▸ Dataset records:
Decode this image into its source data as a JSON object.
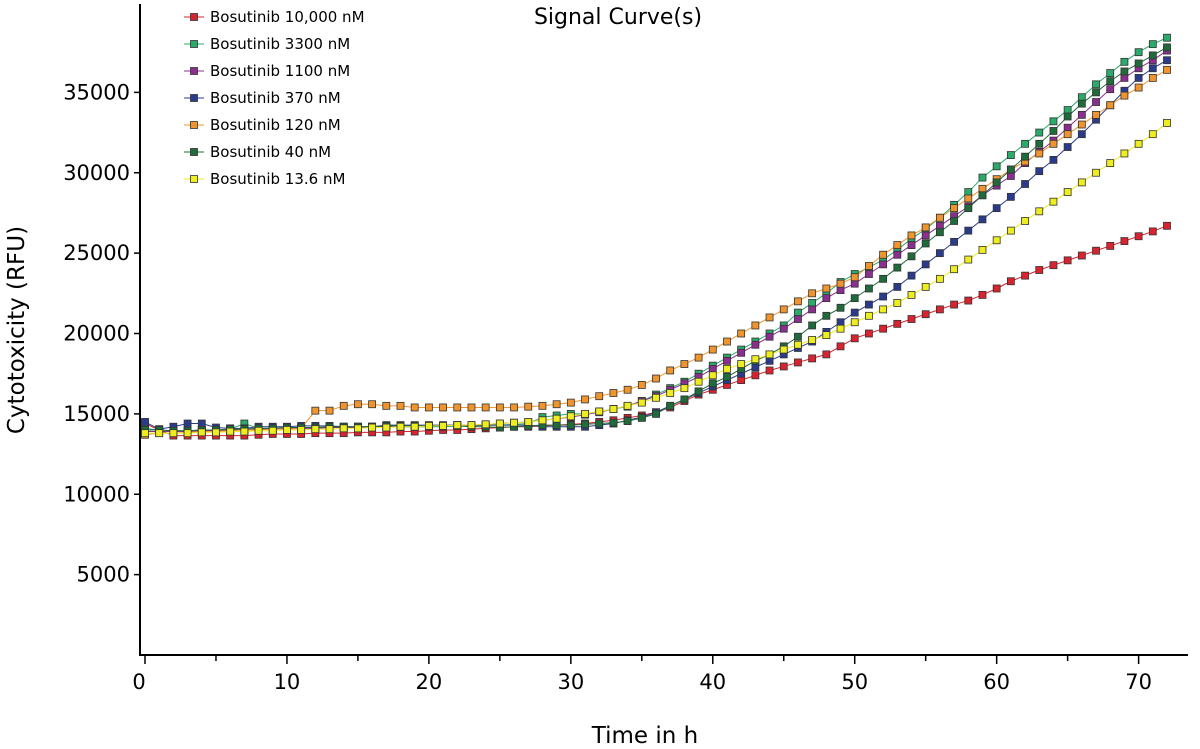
{
  "chart_data": {
    "type": "line",
    "title": "Signal Curve(s)",
    "xlabel": "Time in h",
    "ylabel": "Cytotoxicity (RFU)",
    "xlim": [
      0,
      73.5
    ],
    "ylim": [
      0,
      40000
    ],
    "xticks": [
      0,
      10,
      20,
      30,
      40,
      50,
      60,
      70
    ],
    "yticks": [
      5000,
      10000,
      15000,
      20000,
      25000,
      30000,
      35000
    ],
    "grid": false,
    "legend_position": "top-left",
    "x": [
      0,
      1,
      2,
      3,
      4,
      5,
      6,
      7,
      8,
      9,
      10,
      11,
      12,
      13,
      14,
      15,
      16,
      17,
      18,
      19,
      20,
      21,
      22,
      23,
      24,
      25,
      26,
      27,
      28,
      29,
      30,
      31,
      32,
      33,
      34,
      35,
      36,
      37,
      38,
      39,
      40,
      41,
      42,
      43,
      44,
      45,
      46,
      47,
      48,
      49,
      50,
      51,
      52,
      53,
      54,
      55,
      56,
      57,
      58,
      59,
      60,
      61,
      62,
      63,
      64,
      65,
      66,
      67,
      68,
      69,
      70,
      71,
      72
    ],
    "series": [
      {
        "name": "Bosutinib 10,000 nM",
        "color": "#d9232e",
        "values": [
          14400,
          14000,
          13650,
          13650,
          13650,
          13650,
          13650,
          13650,
          13700,
          13750,
          13750,
          13750,
          13800,
          13800,
          13800,
          13850,
          13850,
          13850,
          13900,
          13900,
          13950,
          14000,
          14000,
          14050,
          14100,
          14150,
          14200,
          14200,
          14250,
          14300,
          14350,
          14400,
          14500,
          14600,
          14750,
          14900,
          15100,
          15400,
          15800,
          16200,
          16500,
          16800,
          17100,
          17400,
          17700,
          17950,
          18200,
          18450,
          18700,
          19200,
          19700,
          20000,
          20300,
          20600,
          20900,
          21200,
          21500,
          21800,
          22050,
          22400,
          22800,
          23250,
          23600,
          23950,
          24250,
          24550,
          24850,
          25150,
          25450,
          25750,
          26050,
          26350,
          26700
        ]
      },
      {
        "name": "Bosutinib 3300 nM",
        "color": "#2aab6a",
        "values": [
          14100,
          14000,
          13950,
          13950,
          14000,
          14000,
          14050,
          14400,
          14100,
          14100,
          14150,
          14150,
          14150,
          14150,
          14200,
          14200,
          14200,
          14200,
          14200,
          14200,
          14200,
          14200,
          14250,
          14250,
          14300,
          14300,
          14350,
          14400,
          14800,
          14900,
          15000,
          15000,
          15150,
          15300,
          15450,
          15800,
          16200,
          16600,
          17000,
          17500,
          18000,
          18500,
          19000,
          19500,
          20000,
          20500,
          21300,
          21900,
          22500,
          23200,
          23700,
          24100,
          24600,
          25200,
          25900,
          26500,
          27200,
          28000,
          28800,
          29700,
          30400,
          31100,
          31800,
          32500,
          33200,
          33900,
          34700,
          35500,
          36200,
          36900,
          37500,
          38000,
          38400
        ]
      },
      {
        "name": "Bosutinib 1100 nM",
        "color": "#8b2e8f",
        "values": [
          13900,
          13900,
          13900,
          13900,
          13950,
          13950,
          14000,
          14000,
          14050,
          14050,
          14100,
          14100,
          14100,
          14150,
          14150,
          14150,
          14200,
          14200,
          14200,
          14200,
          14250,
          14250,
          14300,
          14300,
          14350,
          14400,
          14450,
          14500,
          14600,
          14700,
          14800,
          14950,
          15100,
          15300,
          15500,
          15800,
          16100,
          16500,
          16900,
          17300,
          17800,
          18300,
          18800,
          19300,
          19800,
          20300,
          20900,
          21500,
          22200,
          22700,
          23100,
          23700,
          24300,
          24900,
          25500,
          26100,
          26700,
          27300,
          27900,
          28600,
          29200,
          29800,
          30600,
          31300,
          32000,
          32800,
          33600,
          34400,
          35200,
          35900,
          36500,
          37000,
          37600
        ]
      },
      {
        "name": "Bosutinib 370 nM",
        "color": "#2b3b8c",
        "values": [
          14500,
          14050,
          14200,
          14400,
          14400,
          14150,
          14100,
          14100,
          14200,
          14200,
          14200,
          14250,
          14250,
          14250,
          14200,
          14200,
          14200,
          14300,
          14300,
          14300,
          14300,
          14300,
          14300,
          14250,
          14300,
          14300,
          14300,
          14300,
          14200,
          14200,
          14200,
          14200,
          14300,
          14400,
          14600,
          14800,
          15100,
          15500,
          15900,
          16300,
          16700,
          17100,
          17500,
          17900,
          18300,
          18700,
          19100,
          19500,
          20100,
          20700,
          21300,
          21800,
          22300,
          22900,
          23600,
          24300,
          25000,
          25700,
          26400,
          27100,
          27800,
          28500,
          29300,
          30100,
          30800,
          31600,
          32400,
          33300,
          34200,
          35100,
          35900,
          36500,
          37000
        ]
      },
      {
        "name": "Bosutinib 120 nM",
        "color": "#f0952e",
        "values": [
          13700,
          13800,
          13800,
          13850,
          13900,
          13900,
          13950,
          14000,
          14000,
          14050,
          14050,
          14100,
          15200,
          15200,
          15500,
          15600,
          15600,
          15500,
          15500,
          15400,
          15400,
          15400,
          15400,
          15400,
          15400,
          15400,
          15400,
          15450,
          15500,
          15600,
          15700,
          15900,
          16100,
          16300,
          16500,
          16800,
          17200,
          17700,
          18100,
          18500,
          19000,
          19500,
          20000,
          20500,
          21000,
          21500,
          22000,
          22500,
          22800,
          23100,
          23500,
          24200,
          24900,
          25500,
          26100,
          26600,
          27200,
          27800,
          28400,
          29000,
          29600,
          30200,
          30700,
          31200,
          31800,
          32400,
          33000,
          33600,
          34200,
          34800,
          35300,
          35900,
          36400
        ]
      },
      {
        "name": "Bosutinib 40 nM",
        "color": "#1f6b3a",
        "values": [
          14000,
          14000,
          13950,
          13950,
          14000,
          14000,
          14050,
          14050,
          14100,
          14100,
          14150,
          14150,
          14150,
          14200,
          14200,
          14200,
          14200,
          14250,
          14250,
          14250,
          14250,
          14250,
          14250,
          14200,
          14200,
          14150,
          14200,
          14250,
          14300,
          14300,
          14300,
          14350,
          14400,
          14450,
          14550,
          14750,
          15000,
          15500,
          15900,
          16400,
          16900,
          17300,
          17800,
          18300,
          18700,
          19200,
          19800,
          20500,
          21100,
          21600,
          22200,
          22800,
          23400,
          24100,
          24800,
          25600,
          26300,
          27000,
          27800,
          28600,
          29400,
          30200,
          31000,
          31800,
          32600,
          33500,
          34300,
          35000,
          35700,
          36300,
          36800,
          37300,
          37800
        ]
      },
      {
        "name": "Bosutinib 13.6 nM",
        "color": "#eded1f",
        "values": [
          13800,
          13800,
          13800,
          13800,
          13850,
          13850,
          13900,
          13900,
          13950,
          13950,
          14000,
          14000,
          14050,
          14050,
          14100,
          14100,
          14150,
          14150,
          14200,
          14200,
          14250,
          14250,
          14300,
          14300,
          14350,
          14400,
          14450,
          14500,
          14600,
          14700,
          14850,
          15000,
          15150,
          15300,
          15500,
          15700,
          16000,
          16300,
          16600,
          17000,
          17400,
          17800,
          18100,
          18400,
          18700,
          19000,
          19300,
          19600,
          19900,
          20300,
          20700,
          21100,
          21500,
          21900,
          22400,
          22900,
          23400,
          24000,
          24600,
          25200,
          25800,
          26400,
          27000,
          27600,
          28200,
          28800,
          29400,
          30000,
          30600,
          31200,
          31800,
          32400,
          33100
        ]
      }
    ]
  }
}
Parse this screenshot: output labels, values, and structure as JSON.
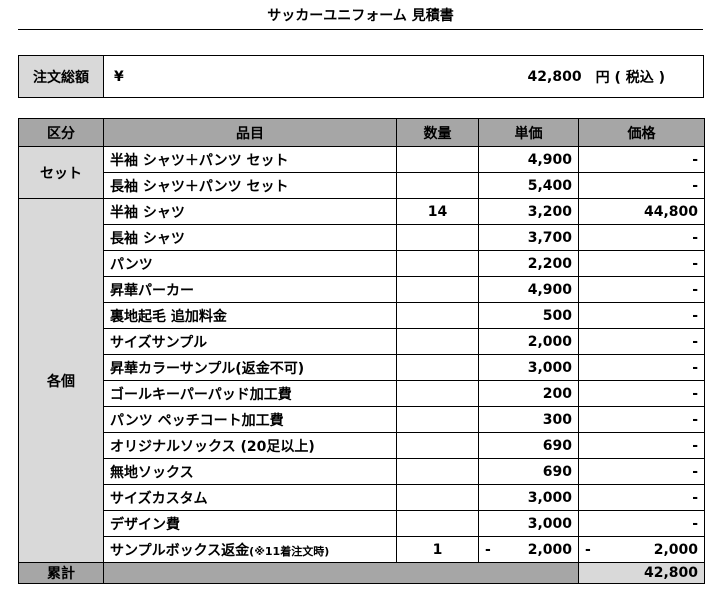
{
  "title": "サッカーユニフォーム 見積書",
  "total": {
    "label": "注文総額",
    "currency": "¥",
    "amount": "42,800",
    "unit": "円 ( 税込 )"
  },
  "table": {
    "header": [
      "区分",
      "品目",
      "数量",
      "単価",
      "価格"
    ],
    "groups": [
      {
        "label": "セット",
        "rows": [
          {
            "item": "半袖 シャツ＋パンツ セット",
            "unit": "4,900",
            "price": "-"
          },
          {
            "item": "長袖 シャツ＋パンツ セット",
            "unit": "5,400",
            "price": "-"
          }
        ]
      },
      {
        "label": "各個",
        "rows": [
          {
            "item": "半袖 シャツ",
            "qty": "14",
            "unit": "3,200",
            "price": "44,800"
          },
          {
            "item": "長袖 シャツ",
            "unit": "3,700",
            "price": "-"
          },
          {
            "item": "パンツ",
            "unit": "2,200",
            "price": "-"
          },
          {
            "item": "昇華パーカー",
            "unit": "4,900",
            "price": "-"
          },
          {
            "item": "裏地起毛 追加料金",
            "unit": "500",
            "price": "-"
          },
          {
            "item": "サイズサンプル",
            "unit": "2,000",
            "price": "-"
          },
          {
            "item": "昇華カラーサンプル(返金不可)",
            "unit": "3,000",
            "price": "-"
          },
          {
            "item": "ゴールキーパーパッド加工費",
            "unit": "200",
            "price": "-"
          },
          {
            "item": "パンツ ペッチコート加工費",
            "unit": "300",
            "price": "-"
          },
          {
            "item": "オリジナルソックス (20足以上)",
            "unit": "690",
            "price": "-"
          },
          {
            "item": "無地ソックス",
            "unit": "690",
            "price": "-"
          },
          {
            "item": "サイズカスタム",
            "unit": "3,000",
            "price": "-"
          },
          {
            "item": "デザイン費",
            "unit": "3,000",
            "price": "-"
          },
          {
            "item": "サンプルボックス返金",
            "item_note": "(※11着注文時)",
            "qty": "1",
            "unit_sign": "-",
            "unit": "2,000",
            "price_sign": "-",
            "price": "2,000"
          }
        ]
      }
    ],
    "footer": {
      "label": "累計",
      "price": "42,800"
    }
  }
}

▸ Problem statement: Identify the lines that hold the word "color". Copy every one of them.

▸ Answer below:
        "color": "#d9232e",
        "color": "#2aab6a",
        "color": "#8b2e8f",
        "color": "#2b3b8c",
        "color": "#f0952e",
        "color": "#1f6b3a",
        "color": "#eded1f",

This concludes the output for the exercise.